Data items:
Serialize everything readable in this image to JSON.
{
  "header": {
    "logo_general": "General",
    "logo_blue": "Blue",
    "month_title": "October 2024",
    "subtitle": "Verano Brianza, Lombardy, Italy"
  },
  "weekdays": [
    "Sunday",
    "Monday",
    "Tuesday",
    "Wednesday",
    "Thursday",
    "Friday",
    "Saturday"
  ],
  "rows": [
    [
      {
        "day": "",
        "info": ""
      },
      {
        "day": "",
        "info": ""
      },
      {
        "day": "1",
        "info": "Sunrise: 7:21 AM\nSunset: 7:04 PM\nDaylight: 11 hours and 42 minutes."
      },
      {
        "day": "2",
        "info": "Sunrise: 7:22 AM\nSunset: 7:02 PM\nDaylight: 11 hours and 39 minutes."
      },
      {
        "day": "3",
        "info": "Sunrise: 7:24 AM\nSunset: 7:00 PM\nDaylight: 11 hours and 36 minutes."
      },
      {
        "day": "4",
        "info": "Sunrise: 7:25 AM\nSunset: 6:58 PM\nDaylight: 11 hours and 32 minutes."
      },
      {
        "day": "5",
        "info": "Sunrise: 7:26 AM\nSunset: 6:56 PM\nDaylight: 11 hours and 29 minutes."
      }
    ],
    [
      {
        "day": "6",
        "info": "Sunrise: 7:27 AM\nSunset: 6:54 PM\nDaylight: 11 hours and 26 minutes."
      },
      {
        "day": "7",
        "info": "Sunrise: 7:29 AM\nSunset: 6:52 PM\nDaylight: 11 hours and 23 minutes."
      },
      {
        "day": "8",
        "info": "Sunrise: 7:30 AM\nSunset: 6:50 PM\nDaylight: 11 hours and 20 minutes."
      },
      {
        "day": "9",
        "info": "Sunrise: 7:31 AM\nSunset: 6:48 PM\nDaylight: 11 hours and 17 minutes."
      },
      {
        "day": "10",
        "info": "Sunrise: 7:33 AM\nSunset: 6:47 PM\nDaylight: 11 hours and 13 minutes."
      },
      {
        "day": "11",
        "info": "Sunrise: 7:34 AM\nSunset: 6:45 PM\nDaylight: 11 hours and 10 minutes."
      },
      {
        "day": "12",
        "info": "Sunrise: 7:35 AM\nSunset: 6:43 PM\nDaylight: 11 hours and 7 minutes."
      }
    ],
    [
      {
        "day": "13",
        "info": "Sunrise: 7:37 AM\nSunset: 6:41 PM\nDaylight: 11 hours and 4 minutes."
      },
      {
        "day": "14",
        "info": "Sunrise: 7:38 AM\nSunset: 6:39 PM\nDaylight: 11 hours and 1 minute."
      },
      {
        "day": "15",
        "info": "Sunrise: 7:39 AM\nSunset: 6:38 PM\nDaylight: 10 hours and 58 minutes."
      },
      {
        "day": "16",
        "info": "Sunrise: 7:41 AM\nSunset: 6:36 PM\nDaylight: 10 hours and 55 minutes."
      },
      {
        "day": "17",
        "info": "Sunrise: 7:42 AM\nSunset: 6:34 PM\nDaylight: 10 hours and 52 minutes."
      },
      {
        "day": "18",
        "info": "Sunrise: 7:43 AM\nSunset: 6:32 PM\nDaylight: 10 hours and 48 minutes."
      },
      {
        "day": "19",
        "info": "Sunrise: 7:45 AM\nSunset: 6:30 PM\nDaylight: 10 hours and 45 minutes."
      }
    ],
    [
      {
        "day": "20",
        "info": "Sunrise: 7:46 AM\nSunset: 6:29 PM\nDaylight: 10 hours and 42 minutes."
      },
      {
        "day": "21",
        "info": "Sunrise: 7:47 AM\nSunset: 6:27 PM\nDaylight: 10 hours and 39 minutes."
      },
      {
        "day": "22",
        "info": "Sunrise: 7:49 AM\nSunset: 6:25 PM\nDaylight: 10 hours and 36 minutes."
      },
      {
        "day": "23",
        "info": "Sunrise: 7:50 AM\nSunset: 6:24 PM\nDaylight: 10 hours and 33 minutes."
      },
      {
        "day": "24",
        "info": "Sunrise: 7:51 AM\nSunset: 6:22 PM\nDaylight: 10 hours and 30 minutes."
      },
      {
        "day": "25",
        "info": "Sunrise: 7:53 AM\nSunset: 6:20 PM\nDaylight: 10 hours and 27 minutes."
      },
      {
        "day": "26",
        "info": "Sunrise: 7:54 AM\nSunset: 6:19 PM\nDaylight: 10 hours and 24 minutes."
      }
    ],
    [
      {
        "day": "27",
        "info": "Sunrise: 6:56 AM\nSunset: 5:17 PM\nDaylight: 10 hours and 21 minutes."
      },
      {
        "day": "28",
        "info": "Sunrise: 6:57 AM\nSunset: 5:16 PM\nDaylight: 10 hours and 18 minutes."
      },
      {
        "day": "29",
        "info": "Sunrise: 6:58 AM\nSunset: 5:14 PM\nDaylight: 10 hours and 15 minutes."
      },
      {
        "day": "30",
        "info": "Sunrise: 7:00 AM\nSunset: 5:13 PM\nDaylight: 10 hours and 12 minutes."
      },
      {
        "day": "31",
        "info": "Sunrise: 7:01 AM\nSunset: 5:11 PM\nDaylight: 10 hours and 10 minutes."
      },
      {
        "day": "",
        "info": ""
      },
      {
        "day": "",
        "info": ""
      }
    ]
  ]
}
---
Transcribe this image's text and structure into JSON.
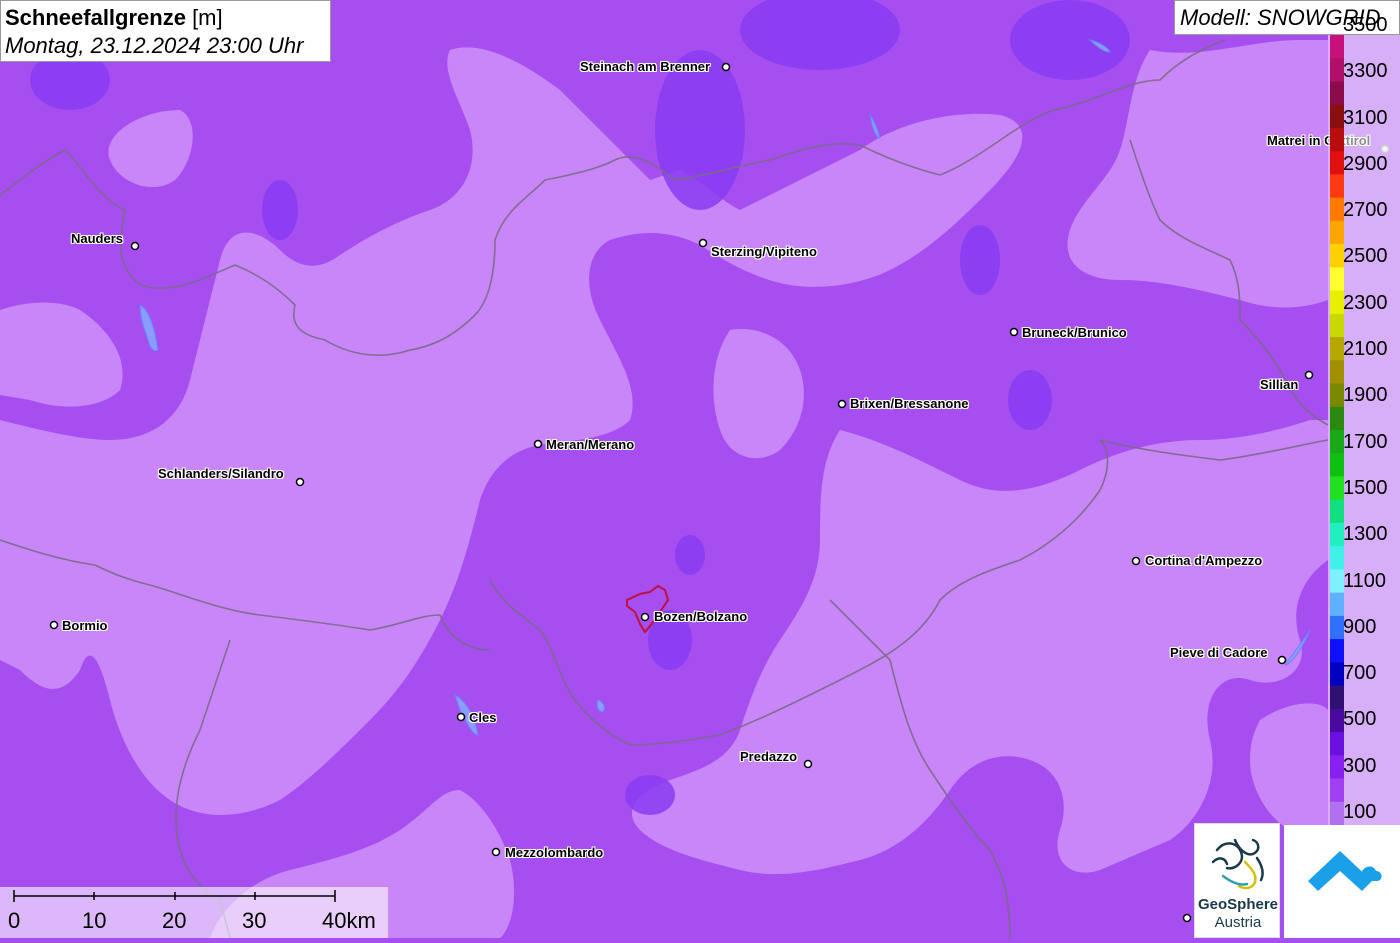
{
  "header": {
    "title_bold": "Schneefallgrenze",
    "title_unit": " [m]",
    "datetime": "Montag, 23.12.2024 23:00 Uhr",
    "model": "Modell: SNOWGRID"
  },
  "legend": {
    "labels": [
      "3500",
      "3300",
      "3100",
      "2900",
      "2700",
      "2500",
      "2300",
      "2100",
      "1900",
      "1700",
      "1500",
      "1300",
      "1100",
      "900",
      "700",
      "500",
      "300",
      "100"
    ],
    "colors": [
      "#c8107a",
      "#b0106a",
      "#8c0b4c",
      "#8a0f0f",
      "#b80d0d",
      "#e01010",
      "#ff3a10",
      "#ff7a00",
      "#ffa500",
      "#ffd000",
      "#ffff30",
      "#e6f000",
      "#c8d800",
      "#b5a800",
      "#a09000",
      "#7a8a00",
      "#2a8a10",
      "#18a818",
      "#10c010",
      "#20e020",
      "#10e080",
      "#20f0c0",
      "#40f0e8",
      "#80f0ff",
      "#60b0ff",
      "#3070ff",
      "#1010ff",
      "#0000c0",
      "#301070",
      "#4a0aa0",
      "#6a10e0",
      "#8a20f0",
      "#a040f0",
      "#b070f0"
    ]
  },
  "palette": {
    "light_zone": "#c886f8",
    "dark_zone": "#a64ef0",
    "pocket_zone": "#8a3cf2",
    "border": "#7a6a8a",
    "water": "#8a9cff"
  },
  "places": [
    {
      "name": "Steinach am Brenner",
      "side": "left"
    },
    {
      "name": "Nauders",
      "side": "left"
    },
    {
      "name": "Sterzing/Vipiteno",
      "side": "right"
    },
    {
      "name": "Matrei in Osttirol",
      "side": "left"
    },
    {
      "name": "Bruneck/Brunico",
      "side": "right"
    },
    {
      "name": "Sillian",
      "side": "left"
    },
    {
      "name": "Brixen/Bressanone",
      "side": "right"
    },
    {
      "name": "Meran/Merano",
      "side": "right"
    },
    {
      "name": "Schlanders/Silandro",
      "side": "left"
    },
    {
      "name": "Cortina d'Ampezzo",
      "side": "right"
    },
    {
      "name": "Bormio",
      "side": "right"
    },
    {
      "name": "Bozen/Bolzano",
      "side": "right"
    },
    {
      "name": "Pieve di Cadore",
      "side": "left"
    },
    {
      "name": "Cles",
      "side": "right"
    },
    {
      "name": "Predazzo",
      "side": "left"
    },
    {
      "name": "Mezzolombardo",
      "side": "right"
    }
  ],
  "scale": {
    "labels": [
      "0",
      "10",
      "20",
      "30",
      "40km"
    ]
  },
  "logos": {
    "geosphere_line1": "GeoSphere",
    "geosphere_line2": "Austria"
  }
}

* [SHORT EXERCISE]: From the data, collect all lines where the string "image" appears.

* [ANSWER]:
Serialize everything readable in this image to JSON.
Transcribe this image's text and structure into JSON.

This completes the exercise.